Document section:
=======
The emerging role of gasotransmitters in the pathogenesis of tuberculosis.

作者信息

Chinta Krishna C, Saini Vikram, Glasgow Joel N, Mazorodze James H, Rahman Md Aejazur, Reddy Darshan, Lancaster Jack R, Steyn Adrie J C

机构信息

Department of Microbiology, University of Alabama at Birmingham, Birmingham, AL, USA.

Department of Microbiology, University of Alabama at Birmingham, Birmingham, AL, USA; UAB Center for Free Radical Biology, University of Alabama at Birmingham, Birmingham, AL, USA.

出版信息

Nitric Oxide. 2016 Sep 30;59:28-41. doi: 10.1016/j.niox.2016.06.009. Epub 2016 Jul 4.
=======
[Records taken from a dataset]
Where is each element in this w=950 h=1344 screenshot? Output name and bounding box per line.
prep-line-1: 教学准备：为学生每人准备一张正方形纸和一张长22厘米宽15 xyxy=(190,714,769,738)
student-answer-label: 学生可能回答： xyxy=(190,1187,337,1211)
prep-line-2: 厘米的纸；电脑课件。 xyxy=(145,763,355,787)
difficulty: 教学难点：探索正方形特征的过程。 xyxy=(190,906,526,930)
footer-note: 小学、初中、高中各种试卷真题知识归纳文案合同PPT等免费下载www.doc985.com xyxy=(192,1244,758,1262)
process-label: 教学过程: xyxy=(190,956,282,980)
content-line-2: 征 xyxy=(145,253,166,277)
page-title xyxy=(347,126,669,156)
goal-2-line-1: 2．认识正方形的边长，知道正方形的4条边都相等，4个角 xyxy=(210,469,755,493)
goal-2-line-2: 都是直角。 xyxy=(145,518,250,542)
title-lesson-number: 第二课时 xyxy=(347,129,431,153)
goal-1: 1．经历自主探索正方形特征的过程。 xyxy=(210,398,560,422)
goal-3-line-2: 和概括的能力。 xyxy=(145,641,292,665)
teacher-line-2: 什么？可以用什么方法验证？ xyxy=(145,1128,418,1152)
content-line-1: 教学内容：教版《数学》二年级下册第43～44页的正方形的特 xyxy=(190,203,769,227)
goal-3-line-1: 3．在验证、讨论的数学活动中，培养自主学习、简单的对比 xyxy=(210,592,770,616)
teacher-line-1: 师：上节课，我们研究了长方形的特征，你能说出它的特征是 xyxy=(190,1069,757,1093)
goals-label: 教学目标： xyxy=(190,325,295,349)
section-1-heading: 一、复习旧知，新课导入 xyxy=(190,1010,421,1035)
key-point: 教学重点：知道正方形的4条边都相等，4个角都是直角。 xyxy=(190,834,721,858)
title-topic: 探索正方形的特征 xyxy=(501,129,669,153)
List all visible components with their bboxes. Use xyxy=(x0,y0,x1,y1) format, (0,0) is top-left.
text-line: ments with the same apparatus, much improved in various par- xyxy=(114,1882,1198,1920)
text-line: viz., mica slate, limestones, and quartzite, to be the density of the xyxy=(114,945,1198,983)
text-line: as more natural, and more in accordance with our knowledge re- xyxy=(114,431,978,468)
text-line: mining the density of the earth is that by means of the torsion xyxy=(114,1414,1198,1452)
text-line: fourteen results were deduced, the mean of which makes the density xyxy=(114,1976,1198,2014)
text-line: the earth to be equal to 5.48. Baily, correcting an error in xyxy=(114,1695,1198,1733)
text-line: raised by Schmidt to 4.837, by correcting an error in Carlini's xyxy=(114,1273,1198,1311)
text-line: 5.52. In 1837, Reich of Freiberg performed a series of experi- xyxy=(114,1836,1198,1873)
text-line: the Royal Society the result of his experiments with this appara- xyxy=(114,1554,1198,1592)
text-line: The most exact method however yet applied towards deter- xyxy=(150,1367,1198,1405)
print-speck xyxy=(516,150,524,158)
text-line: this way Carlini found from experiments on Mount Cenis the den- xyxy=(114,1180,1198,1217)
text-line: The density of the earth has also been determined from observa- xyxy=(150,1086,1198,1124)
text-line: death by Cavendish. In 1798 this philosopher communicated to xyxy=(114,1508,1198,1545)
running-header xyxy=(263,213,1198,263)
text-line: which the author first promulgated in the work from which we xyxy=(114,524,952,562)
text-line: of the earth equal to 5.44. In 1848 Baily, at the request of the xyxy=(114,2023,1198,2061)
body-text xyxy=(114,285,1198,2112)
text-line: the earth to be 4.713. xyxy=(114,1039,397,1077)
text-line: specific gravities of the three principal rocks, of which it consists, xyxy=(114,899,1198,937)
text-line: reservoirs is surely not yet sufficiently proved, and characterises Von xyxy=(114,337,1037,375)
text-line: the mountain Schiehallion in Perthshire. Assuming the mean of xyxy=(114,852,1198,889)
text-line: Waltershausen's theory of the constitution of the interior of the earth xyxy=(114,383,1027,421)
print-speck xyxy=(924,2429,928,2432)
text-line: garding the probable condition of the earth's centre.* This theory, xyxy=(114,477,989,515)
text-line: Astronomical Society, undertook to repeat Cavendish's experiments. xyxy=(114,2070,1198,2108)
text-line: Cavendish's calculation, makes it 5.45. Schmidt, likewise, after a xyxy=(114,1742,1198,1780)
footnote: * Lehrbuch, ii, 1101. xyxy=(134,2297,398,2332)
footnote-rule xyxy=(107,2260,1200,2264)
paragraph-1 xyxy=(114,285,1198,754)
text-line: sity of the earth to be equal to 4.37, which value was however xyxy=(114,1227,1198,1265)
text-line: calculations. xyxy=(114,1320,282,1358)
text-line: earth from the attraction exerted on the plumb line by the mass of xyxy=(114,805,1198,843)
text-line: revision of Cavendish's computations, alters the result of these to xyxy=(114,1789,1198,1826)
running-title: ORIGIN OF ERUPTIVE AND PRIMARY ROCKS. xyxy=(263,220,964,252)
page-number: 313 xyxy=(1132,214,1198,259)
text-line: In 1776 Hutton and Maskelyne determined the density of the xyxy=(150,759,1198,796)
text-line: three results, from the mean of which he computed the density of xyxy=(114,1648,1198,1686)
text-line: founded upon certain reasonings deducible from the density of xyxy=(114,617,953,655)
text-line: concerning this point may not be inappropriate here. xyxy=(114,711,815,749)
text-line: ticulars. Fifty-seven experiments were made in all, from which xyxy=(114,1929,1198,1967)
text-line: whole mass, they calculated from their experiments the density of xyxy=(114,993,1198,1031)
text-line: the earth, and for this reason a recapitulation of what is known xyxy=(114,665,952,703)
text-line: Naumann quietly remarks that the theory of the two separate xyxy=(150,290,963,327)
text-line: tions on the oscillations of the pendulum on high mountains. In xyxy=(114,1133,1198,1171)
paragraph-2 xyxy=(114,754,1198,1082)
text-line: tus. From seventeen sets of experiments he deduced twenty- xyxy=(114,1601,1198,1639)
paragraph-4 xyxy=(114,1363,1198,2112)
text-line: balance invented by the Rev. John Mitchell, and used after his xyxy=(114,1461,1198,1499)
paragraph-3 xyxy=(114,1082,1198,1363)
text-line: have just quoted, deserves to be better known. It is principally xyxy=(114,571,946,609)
=======
Set of tasks:
1/ In the tuberculosis citation, which journal published the paper?
2/ Translate this line from the tuberculosis citation into Spanish: "The emerging role of gasotransmitters in the pathogenesis of tuberculosis."
3/ Write out the tuberculosis citation word for word, starting with "Chinta Krishna C, Saini" and going on through "2016 Jul 4.".

Results in order:
1/ Nitric Oxide

2/ El papel emergente de los gasotransmisores en la patogénesis de la tuberculosis.

3/
Chinta Krishna C, Saini Vikram, Glasgow Joel N, Mazorodze James H, Rahman Md Aejazur, Reddy Darshan, Lancaster Jack R, Steyn Adrie J C

机构信息

Department of Microbiology, University of Alabama at Birmingham, Birmingham, AL, USA.

Department of Microbiology, University of Alabama at Birmingham, Birmingham, AL, USA; UAB Center for Free Radical Biology, University of Alabama at Birmingham, Birmingham, AL, USA.

出版信息

Nitric Oxide. 2016 Sep 30;59:28-41. doi: 10.1016/j.niox.2016.06.009. Epub 2016 Jul 4.